** start Exercise materials **
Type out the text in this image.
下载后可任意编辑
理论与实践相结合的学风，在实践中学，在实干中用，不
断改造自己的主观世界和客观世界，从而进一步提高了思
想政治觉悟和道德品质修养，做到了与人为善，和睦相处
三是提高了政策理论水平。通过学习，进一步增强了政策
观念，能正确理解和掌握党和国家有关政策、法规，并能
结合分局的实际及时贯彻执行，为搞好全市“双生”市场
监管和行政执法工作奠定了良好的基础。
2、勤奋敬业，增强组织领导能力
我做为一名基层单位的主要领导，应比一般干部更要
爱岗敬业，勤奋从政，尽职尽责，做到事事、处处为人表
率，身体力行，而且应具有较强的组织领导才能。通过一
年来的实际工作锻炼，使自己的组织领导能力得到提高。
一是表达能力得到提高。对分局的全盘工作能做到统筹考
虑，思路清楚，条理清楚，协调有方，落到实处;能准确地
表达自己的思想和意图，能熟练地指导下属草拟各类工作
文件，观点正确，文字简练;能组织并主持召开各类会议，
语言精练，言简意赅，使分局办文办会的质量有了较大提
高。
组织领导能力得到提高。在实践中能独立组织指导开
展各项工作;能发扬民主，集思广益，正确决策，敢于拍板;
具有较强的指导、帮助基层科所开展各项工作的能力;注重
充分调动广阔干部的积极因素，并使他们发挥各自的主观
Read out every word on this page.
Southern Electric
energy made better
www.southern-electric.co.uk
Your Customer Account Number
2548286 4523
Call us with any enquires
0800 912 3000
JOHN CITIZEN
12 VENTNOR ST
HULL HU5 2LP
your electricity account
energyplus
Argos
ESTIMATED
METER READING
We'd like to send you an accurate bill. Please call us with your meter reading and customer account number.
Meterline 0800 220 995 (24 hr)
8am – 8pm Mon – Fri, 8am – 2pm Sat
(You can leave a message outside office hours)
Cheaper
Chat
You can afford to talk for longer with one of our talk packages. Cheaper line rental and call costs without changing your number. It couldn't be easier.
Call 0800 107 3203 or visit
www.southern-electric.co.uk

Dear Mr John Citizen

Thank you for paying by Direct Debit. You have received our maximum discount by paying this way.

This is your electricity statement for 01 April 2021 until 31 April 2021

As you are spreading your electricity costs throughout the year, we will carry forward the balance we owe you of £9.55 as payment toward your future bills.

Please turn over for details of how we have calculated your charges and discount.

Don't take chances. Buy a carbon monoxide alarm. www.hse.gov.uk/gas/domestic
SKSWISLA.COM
** end Exercise materials **
**Aim of the task:** The records above need to be transcribed in full. Keep every character unchanged.

**Written answer:**
Type out the text in this image.
下载后可任意编辑
理论与实践相结合的学风，在实践中学，在实干中用，不
断改造自己的主观世界和客观世界，从而进一步提高了思
想政治觉悟和道德品质修养，做到了与人为善，和睦相处
三是提高了政策理论水平。通过学习，进一步增强了政策
观念，能正确理解和掌握党和国家有关政策、法规，并能
结合分局的实际及时贯彻执行，为搞好全市“双生”市场
监管和行政执法工作奠定了良好的基础。
2、勤奋敬业，增强组织领导能力
我做为一名基层单位的主要领导，应比一般干部更要
爱岗敬业，勤奋从政，尽职尽责，做到事事、处处为人表
率，身体力行，而且应具有较强的组织领导才能。通过一
年来的实际工作锻炼，使自己的组织领导能力得到提高。
一是表达能力得到提高。对分局的全盘工作能做到统筹考
虑，思路清楚，条理清楚，协调有方，落到实处;能准确地
表达自己的思想和意图，能熟练地指导下属草拟各类工作
文件，观点正确，文字简练;能组织并主持召开各类会议，
语言精练，言简意赅，使分局办文办会的质量有了较大提
高。
组织领导能力得到提高。在实践中能独立组织指导开
展各项工作;能发扬民主，集思广益，正确决策，敢于拍板;
具有较强的指导、帮助基层科所开展各项工作的能力;注重
充分调动广阔干部的积极因素，并使他们发挥各自的主观
Read out every word on this page.
Southern Electric
energy made better
www.southern-electric.co.uk
Your Customer Account Number
2548286 4523
Call us with any enquires
0800 912 3000
JOHN CITIZEN
12 VENTNOR ST
HULL HU5 2LP
your electricity account
energyplus
Argos
ESTIMATED
METER READING
We'd like to send you an accurate bill. Please call us with your meter reading and customer account number.
Meterline 0800 220 995 (24 hr)
8am – 8pm Mon – Fri, 8am – 2pm Sat
(You can leave a message outside office hours)
Cheaper
Chat
You can afford to talk for longer with one of our talk packages. Cheaper line rental and call costs without changing your number. It couldn't be easier.
Call 0800 107 3203 or visit
www.southern-electric.co.uk

Dear Mr John Citizen

Thank you for paying by Direct Debit. You have received our maximum discount by paying this way.

This is your electricity statement for 01 April 2021 until 31 April 2021

As you are spreading your electricity costs throughout the year, we will carry forward the balance we owe you of £9.55 as payment toward your future bills.

Please turn over for details of how we have calculated your charges and discount.

Don't take chances. Buy a carbon monoxide alarm. www.hse.gov.uk/gas/domestic
SKSWISLA.COM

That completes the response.